- **REQUIRED WORK**: List each line holding the string "生动形象地表现了鸥小姐关圈后轻松愉快的感受".
-- Begin MATERIAL FOR THIS EXERCISE --
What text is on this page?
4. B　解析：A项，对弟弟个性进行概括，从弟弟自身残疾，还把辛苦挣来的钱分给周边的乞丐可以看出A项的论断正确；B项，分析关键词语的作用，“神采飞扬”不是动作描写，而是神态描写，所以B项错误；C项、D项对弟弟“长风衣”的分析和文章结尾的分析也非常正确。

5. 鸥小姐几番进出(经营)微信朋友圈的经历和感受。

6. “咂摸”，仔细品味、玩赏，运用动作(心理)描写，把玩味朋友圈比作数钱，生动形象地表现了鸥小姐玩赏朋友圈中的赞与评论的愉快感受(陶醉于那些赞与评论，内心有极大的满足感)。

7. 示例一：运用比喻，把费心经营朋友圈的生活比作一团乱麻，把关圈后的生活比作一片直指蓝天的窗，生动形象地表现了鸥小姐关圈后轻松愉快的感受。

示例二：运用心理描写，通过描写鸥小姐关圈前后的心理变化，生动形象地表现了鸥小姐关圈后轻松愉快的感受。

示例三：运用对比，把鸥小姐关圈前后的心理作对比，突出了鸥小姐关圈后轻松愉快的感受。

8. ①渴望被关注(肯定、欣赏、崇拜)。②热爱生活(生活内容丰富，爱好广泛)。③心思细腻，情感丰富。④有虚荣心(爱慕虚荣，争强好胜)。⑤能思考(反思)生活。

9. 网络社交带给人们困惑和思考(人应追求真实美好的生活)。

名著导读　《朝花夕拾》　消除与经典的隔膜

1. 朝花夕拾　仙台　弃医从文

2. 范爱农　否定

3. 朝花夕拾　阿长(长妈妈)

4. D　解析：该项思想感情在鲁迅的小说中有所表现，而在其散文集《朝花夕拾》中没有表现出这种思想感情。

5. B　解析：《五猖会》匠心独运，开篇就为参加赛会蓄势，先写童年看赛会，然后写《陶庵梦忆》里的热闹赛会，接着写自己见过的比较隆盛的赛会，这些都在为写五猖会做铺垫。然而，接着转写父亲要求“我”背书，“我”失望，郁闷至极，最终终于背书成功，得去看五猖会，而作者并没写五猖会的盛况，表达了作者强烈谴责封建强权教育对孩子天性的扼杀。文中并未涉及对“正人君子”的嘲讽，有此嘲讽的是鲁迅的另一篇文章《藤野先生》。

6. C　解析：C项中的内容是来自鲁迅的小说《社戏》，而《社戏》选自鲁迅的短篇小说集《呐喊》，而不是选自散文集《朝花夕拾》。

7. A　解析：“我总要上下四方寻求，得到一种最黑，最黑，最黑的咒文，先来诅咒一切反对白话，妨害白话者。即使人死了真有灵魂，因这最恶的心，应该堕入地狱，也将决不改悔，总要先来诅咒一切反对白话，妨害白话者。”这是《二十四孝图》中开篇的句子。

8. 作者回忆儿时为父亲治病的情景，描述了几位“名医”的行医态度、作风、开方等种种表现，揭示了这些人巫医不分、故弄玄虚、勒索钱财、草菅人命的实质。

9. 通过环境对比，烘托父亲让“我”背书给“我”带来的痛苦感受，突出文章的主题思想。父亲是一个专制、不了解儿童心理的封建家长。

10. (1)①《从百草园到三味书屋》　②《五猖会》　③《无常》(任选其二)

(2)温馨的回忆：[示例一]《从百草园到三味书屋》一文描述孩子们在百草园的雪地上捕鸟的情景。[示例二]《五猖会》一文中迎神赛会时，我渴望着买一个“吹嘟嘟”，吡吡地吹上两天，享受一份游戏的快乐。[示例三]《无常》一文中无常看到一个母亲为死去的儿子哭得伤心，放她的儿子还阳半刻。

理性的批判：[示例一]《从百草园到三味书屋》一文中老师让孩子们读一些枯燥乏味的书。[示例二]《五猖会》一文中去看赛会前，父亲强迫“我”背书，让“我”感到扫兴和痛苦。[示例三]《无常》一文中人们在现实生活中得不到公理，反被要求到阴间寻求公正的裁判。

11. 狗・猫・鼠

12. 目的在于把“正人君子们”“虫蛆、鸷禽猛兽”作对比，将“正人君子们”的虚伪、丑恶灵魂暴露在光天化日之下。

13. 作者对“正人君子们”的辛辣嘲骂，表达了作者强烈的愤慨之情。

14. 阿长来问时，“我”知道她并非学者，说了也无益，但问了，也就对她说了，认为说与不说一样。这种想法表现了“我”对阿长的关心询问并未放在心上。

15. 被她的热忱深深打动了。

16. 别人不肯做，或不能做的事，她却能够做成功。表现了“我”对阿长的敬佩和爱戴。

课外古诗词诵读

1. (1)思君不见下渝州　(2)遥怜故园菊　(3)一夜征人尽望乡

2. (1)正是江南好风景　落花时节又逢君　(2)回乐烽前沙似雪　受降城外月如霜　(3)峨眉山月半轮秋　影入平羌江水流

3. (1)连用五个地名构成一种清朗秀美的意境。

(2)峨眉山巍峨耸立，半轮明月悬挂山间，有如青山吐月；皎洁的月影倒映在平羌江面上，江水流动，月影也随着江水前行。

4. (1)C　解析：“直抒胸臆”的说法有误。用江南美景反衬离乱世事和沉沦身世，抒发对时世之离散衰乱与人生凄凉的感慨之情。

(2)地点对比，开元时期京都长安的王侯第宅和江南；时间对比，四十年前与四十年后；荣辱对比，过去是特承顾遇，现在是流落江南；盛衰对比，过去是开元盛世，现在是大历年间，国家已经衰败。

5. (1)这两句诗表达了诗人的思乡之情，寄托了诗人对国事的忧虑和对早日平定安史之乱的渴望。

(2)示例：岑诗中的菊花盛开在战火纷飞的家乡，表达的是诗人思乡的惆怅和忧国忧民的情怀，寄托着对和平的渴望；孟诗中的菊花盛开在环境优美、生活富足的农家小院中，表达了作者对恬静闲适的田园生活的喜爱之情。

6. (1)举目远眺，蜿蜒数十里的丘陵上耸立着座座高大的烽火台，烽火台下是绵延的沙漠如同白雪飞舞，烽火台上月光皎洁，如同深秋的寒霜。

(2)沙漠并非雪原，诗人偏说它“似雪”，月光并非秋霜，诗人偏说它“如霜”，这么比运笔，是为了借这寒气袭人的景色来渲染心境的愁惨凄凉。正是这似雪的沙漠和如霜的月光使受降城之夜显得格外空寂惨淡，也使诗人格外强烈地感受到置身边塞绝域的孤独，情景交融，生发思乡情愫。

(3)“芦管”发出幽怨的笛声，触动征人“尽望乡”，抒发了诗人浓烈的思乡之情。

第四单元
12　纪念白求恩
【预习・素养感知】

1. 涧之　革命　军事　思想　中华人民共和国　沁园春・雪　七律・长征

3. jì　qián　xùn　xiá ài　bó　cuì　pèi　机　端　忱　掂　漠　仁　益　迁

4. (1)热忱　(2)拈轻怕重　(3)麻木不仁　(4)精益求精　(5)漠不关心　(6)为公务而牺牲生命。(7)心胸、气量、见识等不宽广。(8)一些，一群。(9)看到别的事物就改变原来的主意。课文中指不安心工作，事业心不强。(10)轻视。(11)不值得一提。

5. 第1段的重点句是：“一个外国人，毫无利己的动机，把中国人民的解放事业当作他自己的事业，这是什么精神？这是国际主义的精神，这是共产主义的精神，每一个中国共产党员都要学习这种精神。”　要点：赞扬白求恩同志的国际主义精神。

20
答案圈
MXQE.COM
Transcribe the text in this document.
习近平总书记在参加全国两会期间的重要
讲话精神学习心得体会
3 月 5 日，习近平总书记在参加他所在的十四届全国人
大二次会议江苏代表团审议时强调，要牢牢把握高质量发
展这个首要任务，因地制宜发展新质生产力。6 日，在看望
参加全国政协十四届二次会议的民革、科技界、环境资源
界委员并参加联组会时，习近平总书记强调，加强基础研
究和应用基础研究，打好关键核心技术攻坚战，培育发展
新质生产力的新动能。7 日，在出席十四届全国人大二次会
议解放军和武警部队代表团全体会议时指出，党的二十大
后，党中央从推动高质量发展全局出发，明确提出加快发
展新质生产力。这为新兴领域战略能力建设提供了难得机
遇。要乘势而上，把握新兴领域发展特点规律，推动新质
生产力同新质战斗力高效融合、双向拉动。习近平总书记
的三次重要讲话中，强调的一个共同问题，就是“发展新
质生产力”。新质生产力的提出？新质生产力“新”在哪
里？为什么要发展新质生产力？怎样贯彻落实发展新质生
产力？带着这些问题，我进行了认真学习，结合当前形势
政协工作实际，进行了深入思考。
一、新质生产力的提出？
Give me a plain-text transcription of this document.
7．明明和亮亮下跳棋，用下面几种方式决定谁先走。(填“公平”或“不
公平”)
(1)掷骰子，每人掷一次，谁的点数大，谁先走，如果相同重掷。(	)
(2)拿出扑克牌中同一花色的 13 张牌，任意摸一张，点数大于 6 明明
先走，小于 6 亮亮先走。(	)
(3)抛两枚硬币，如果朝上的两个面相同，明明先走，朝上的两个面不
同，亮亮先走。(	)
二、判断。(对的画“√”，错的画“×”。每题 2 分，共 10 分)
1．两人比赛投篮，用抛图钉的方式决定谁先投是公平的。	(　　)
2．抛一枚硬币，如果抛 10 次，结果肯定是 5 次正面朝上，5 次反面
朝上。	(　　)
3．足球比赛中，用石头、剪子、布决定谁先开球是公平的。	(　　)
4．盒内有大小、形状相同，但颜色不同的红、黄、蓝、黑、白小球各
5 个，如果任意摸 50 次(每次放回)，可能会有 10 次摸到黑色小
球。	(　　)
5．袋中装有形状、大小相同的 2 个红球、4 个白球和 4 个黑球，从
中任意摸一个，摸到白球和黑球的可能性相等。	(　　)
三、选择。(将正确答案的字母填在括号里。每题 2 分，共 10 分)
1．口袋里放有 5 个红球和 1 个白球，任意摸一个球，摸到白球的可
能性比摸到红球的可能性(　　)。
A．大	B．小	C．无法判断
-- End MATERIAL FOR THIS EXERCISE --
- **THE RESPONSE**:
7. 示例一：运用比喻，把费心经营朋友圈的生活比作一团乱麻，把关圈后的生活比作一片直指蓝天的窗，生动形象地表现了鸥小姐关圈后轻松愉快的感受。
示例二：运用心理描写，通过描写鸥小姐关圈前后的心理变化，生动形象地表现了鸥小姐关圈后轻松愉快的感受。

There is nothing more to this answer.